→ DATASET EXTRACT:
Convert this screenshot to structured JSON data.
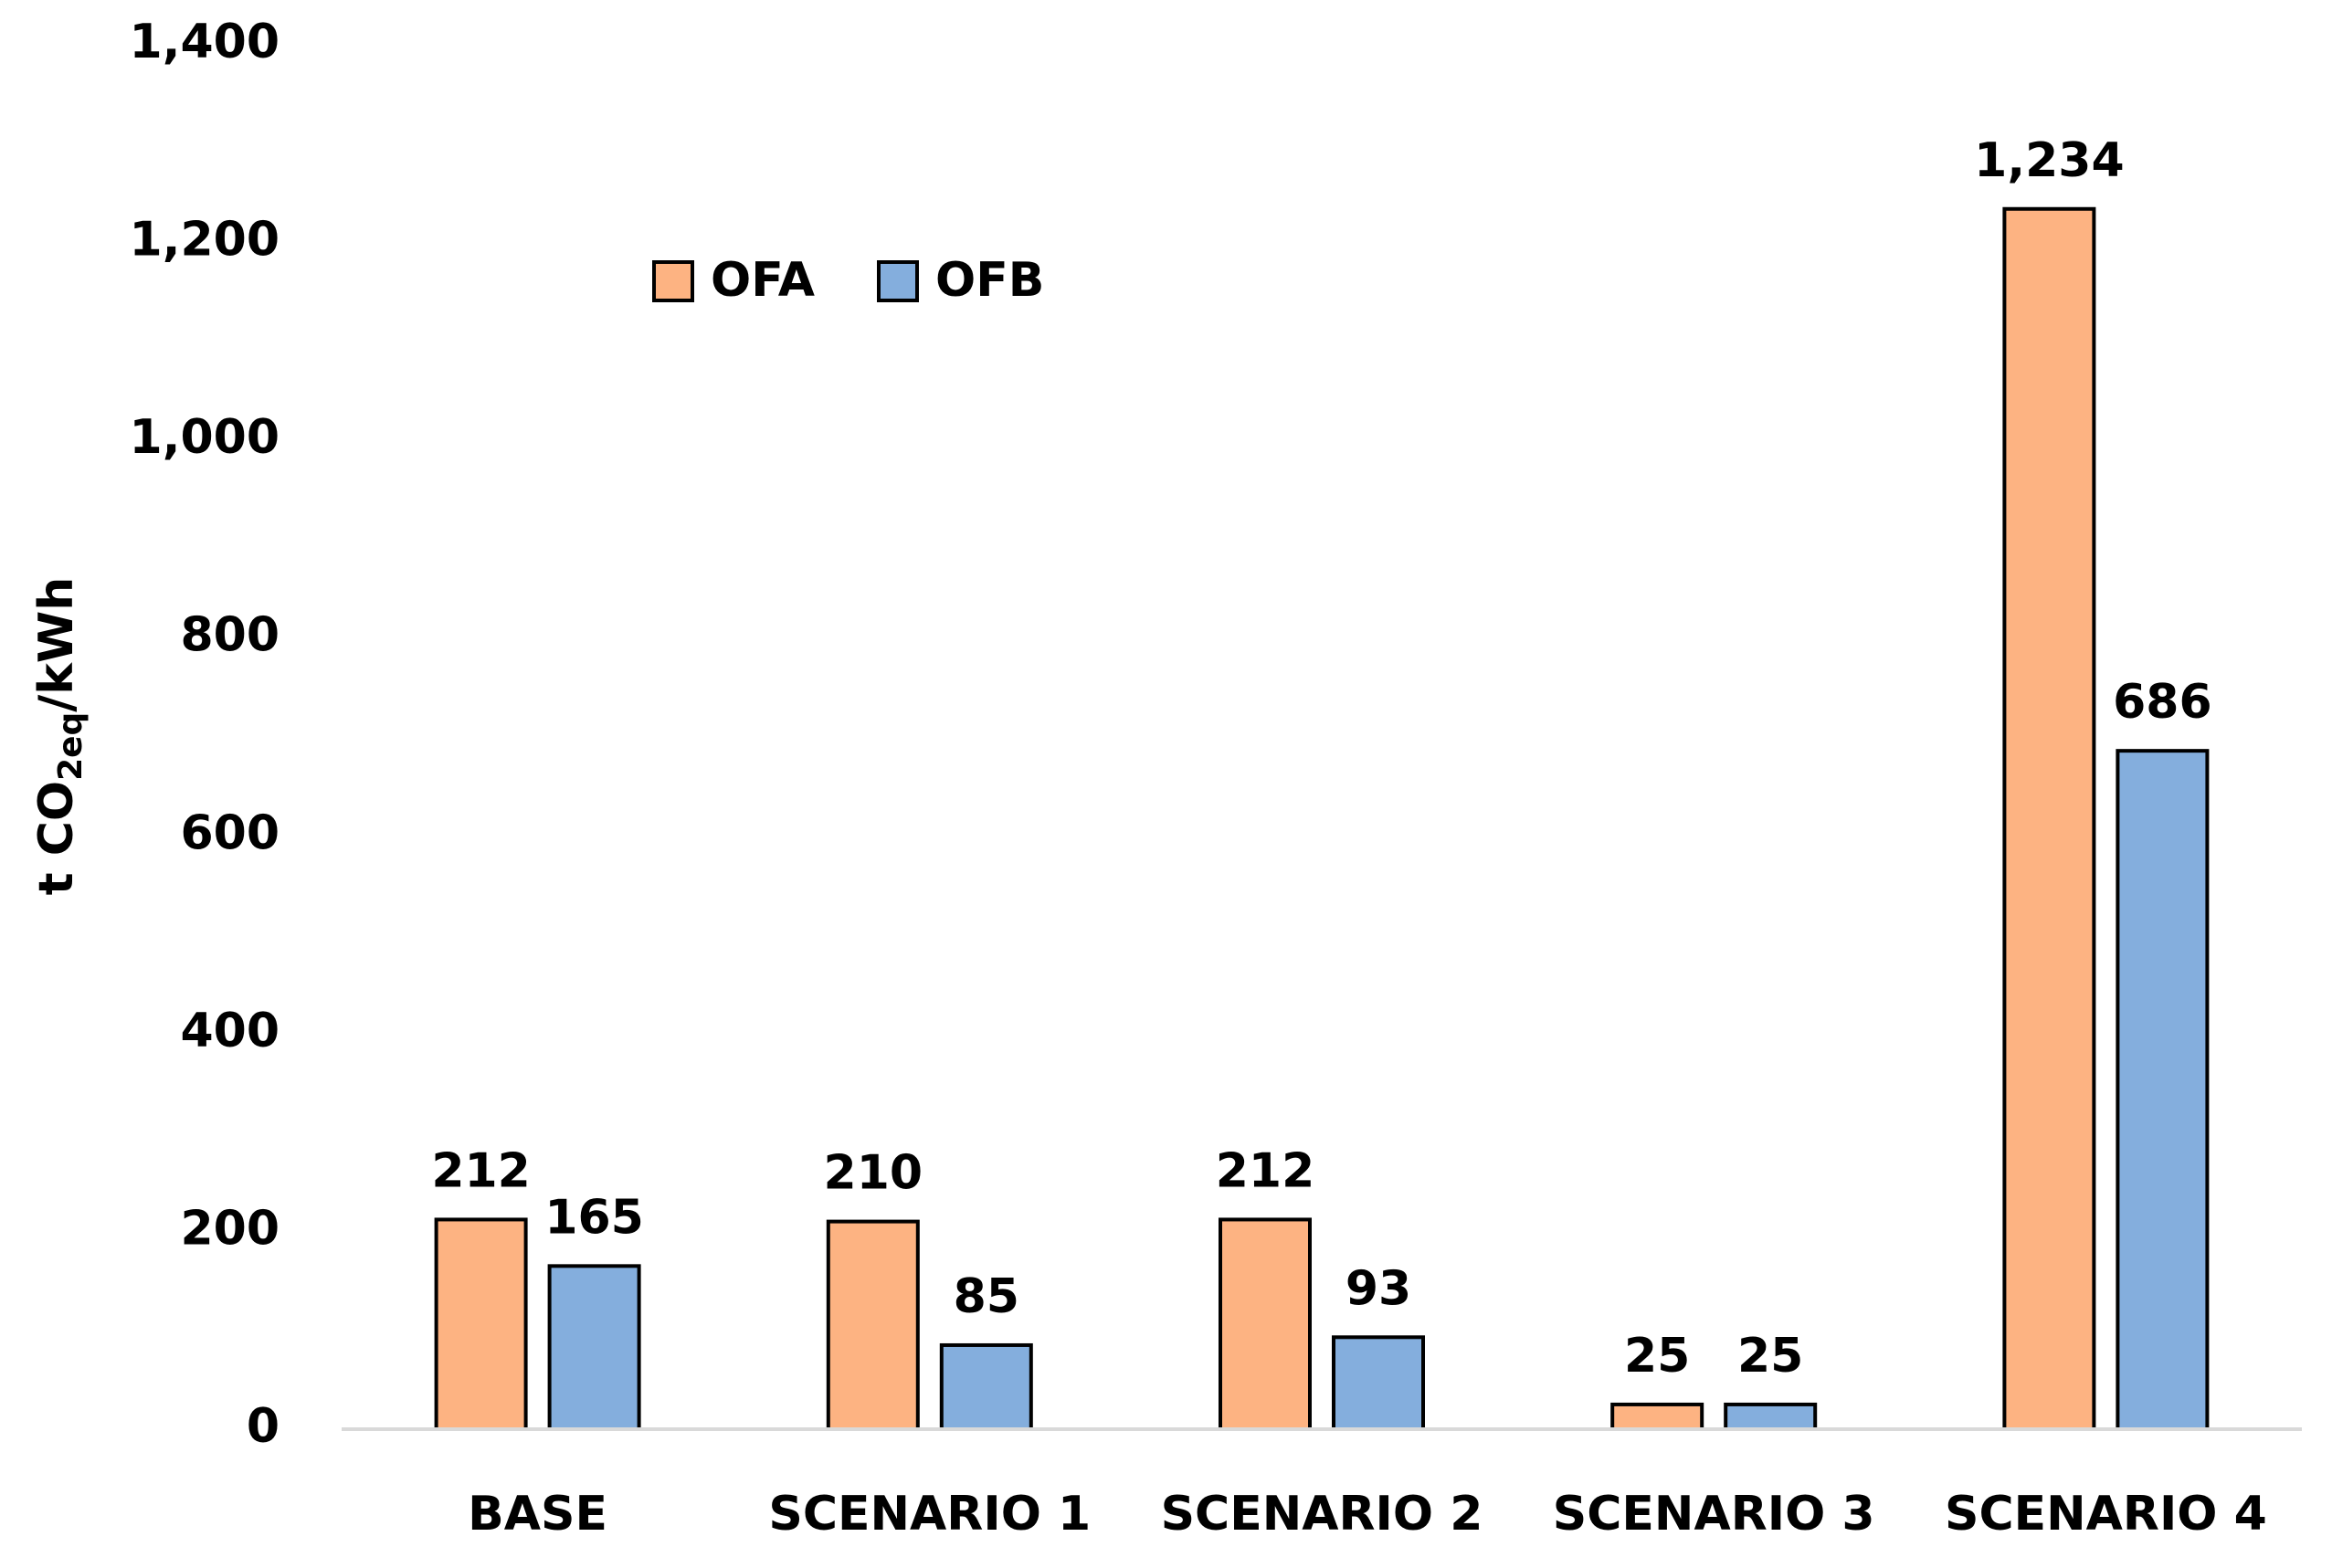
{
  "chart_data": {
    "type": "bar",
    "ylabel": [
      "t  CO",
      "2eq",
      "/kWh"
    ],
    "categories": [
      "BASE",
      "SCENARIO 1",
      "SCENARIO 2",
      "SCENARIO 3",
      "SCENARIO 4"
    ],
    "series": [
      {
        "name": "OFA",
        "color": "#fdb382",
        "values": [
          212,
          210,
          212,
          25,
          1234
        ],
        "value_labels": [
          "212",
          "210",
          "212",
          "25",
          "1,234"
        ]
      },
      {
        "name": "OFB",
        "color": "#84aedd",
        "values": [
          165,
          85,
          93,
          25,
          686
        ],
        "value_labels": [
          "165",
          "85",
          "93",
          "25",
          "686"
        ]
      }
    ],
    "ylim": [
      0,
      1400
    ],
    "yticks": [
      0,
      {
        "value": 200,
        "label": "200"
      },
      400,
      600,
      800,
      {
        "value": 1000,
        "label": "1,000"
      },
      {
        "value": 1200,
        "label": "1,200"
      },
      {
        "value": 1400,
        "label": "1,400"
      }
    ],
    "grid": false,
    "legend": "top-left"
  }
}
* * *
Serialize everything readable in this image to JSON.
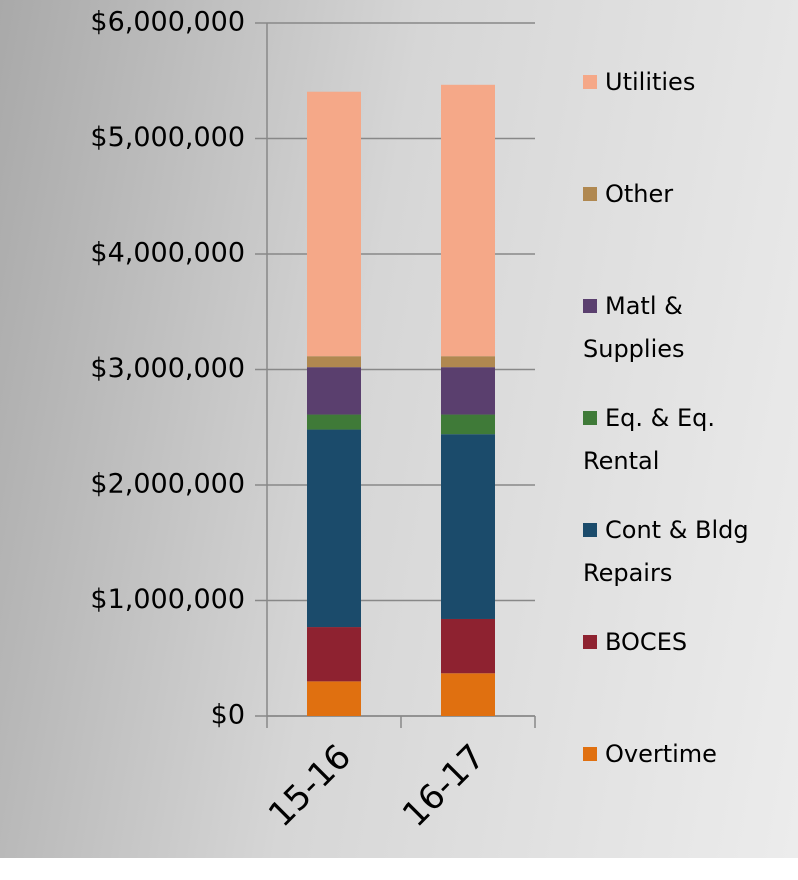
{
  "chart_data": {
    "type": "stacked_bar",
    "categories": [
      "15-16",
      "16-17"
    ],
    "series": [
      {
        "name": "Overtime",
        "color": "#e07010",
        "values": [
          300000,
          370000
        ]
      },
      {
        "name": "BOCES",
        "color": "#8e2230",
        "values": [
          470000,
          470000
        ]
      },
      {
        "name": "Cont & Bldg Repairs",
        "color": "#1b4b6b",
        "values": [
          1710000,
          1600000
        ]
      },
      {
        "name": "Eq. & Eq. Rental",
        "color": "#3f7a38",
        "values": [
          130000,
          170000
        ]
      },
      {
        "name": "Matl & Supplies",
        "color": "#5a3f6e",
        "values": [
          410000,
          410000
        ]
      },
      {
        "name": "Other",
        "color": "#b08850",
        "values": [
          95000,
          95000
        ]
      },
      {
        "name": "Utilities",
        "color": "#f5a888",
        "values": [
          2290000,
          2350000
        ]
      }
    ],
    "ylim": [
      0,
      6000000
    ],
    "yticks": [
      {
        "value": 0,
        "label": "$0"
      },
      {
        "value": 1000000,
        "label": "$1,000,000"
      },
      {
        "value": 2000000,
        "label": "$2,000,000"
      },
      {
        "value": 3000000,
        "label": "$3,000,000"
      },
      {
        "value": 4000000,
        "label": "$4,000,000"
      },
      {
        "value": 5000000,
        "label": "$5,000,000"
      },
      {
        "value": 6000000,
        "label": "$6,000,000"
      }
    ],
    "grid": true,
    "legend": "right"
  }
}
--
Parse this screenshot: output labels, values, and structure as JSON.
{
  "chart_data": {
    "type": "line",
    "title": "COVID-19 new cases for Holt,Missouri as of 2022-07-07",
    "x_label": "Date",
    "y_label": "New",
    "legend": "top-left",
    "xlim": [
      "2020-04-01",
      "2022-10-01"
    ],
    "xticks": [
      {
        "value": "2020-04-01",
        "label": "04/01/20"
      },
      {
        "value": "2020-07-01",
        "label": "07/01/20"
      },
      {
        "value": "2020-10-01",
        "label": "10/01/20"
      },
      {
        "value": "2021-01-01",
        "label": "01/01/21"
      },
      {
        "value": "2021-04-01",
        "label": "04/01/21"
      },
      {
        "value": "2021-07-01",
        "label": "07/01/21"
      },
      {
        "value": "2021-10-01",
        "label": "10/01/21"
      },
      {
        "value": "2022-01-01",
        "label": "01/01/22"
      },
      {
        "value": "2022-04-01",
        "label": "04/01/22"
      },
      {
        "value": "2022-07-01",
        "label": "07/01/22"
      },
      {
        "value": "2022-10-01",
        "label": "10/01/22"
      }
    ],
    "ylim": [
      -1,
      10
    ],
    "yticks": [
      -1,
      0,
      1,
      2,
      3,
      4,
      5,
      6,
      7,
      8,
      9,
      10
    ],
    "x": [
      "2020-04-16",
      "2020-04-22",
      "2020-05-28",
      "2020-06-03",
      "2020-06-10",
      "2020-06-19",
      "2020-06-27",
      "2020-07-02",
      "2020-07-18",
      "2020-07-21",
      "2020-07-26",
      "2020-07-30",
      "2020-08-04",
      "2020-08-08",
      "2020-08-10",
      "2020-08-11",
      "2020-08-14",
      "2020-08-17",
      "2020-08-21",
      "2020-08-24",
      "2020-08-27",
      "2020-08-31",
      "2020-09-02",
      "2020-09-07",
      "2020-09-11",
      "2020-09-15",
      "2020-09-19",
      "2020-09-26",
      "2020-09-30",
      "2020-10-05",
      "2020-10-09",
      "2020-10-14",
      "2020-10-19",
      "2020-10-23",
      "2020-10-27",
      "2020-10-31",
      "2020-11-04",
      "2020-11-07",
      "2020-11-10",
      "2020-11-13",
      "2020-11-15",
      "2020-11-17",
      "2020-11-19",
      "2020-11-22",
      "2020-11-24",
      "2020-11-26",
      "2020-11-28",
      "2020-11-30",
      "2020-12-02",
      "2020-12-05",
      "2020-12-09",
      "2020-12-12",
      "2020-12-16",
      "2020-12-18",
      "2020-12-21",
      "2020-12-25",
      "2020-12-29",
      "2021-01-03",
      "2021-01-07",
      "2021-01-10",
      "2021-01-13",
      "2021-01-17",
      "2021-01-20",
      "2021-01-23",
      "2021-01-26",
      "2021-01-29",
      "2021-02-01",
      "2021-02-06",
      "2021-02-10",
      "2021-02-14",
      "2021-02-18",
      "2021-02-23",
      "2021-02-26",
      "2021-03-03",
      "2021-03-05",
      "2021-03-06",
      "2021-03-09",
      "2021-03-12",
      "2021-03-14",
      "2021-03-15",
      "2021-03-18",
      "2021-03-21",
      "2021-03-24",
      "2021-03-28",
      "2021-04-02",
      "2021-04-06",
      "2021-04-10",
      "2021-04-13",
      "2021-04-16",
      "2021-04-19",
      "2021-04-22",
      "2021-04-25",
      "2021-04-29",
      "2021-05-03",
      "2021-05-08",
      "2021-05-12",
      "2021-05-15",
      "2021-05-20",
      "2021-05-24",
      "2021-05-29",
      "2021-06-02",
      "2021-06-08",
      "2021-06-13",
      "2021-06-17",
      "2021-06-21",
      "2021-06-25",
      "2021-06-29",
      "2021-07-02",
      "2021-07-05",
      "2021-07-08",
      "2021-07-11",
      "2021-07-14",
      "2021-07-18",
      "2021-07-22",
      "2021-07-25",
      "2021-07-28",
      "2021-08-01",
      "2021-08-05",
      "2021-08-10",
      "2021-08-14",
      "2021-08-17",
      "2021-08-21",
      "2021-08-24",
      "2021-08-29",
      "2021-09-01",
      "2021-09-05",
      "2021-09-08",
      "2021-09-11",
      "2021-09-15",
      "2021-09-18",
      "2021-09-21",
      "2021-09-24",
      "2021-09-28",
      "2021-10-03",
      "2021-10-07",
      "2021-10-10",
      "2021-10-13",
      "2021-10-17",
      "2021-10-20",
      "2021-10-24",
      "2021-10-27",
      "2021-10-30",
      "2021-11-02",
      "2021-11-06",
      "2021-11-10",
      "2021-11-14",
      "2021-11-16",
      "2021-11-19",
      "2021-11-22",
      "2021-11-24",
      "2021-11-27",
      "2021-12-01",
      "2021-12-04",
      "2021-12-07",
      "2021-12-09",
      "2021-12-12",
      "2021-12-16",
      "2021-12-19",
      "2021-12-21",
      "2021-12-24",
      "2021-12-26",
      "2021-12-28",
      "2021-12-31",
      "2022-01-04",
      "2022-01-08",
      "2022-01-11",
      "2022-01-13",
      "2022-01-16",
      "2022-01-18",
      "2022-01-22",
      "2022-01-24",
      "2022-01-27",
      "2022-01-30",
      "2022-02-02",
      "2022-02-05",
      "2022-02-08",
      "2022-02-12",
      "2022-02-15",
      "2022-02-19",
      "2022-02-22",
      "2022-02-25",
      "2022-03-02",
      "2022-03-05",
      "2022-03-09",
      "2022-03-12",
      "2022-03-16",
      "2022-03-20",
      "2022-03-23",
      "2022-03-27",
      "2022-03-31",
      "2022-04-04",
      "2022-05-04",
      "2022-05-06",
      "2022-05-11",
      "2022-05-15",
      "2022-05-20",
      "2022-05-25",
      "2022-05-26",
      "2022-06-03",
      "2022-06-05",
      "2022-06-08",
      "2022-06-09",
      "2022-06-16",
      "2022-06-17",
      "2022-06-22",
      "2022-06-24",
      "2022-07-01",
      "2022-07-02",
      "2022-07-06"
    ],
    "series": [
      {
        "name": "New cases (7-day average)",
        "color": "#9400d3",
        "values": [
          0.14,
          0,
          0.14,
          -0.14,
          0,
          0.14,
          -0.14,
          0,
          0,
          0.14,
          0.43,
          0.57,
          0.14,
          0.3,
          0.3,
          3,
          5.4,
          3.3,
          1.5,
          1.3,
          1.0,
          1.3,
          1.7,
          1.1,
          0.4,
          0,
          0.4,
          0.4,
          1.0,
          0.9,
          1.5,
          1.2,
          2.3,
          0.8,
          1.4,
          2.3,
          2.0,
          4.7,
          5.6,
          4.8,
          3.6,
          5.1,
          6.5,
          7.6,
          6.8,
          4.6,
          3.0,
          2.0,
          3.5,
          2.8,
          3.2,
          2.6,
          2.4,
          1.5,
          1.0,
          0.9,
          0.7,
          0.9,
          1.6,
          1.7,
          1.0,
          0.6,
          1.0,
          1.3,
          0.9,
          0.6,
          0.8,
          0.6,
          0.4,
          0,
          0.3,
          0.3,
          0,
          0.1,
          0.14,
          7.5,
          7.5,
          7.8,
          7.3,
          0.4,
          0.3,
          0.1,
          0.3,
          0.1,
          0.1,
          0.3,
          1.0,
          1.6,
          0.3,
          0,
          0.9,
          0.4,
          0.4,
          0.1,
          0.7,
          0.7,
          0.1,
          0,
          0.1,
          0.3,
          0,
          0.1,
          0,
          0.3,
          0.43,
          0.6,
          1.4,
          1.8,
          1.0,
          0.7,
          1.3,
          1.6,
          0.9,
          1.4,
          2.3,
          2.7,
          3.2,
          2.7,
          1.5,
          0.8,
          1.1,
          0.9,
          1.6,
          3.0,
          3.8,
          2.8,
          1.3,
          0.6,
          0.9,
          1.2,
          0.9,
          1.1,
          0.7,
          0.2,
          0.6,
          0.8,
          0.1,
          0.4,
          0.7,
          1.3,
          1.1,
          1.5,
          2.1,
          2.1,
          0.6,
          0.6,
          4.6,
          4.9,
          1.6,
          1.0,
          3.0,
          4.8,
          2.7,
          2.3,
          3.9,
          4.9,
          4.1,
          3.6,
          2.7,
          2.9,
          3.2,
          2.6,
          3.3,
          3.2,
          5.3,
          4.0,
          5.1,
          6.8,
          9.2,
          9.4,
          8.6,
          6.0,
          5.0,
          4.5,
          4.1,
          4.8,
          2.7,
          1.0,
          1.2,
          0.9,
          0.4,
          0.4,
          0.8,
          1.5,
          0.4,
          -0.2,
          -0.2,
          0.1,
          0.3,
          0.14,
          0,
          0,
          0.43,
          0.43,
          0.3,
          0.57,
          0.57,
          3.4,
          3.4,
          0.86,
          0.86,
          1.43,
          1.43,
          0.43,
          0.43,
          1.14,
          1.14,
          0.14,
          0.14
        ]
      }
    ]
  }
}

→ WHAT IS EXPECTED:
Collect the lines that hold "this".

→ TASK RESPONSE:
Convert this screenshot to structured JSON data.
Serialize everything readable in this image to JSON.
Parse this screenshot: output labels, values, and structure as JSON.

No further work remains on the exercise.